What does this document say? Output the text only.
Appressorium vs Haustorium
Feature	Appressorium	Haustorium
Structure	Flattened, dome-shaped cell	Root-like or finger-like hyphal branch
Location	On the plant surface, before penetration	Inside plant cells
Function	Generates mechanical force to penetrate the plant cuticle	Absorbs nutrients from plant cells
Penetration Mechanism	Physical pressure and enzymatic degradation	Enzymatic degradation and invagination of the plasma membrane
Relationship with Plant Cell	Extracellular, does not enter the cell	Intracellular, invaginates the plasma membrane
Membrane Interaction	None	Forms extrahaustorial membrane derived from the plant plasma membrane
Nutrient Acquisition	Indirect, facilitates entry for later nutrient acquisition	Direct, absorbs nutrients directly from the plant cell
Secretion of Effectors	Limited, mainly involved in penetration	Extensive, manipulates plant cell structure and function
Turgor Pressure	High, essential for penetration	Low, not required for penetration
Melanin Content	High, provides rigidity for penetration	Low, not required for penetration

*What the exercise asks*: For this exercise, return every line from the data that holds the string "plasma".

*Written solution*:
Penetration Mechanism	Physical pressure and enzymatic degradation	Enzymatic degradation and invagination of the plasma membrane
Relationship with Plant Cell	Extracellular, does not enter the cell	Intracellular, invaginates the plasma membrane
Membrane Interaction	None	Forms extrahaustorial membrane derived from the plant plasma membrane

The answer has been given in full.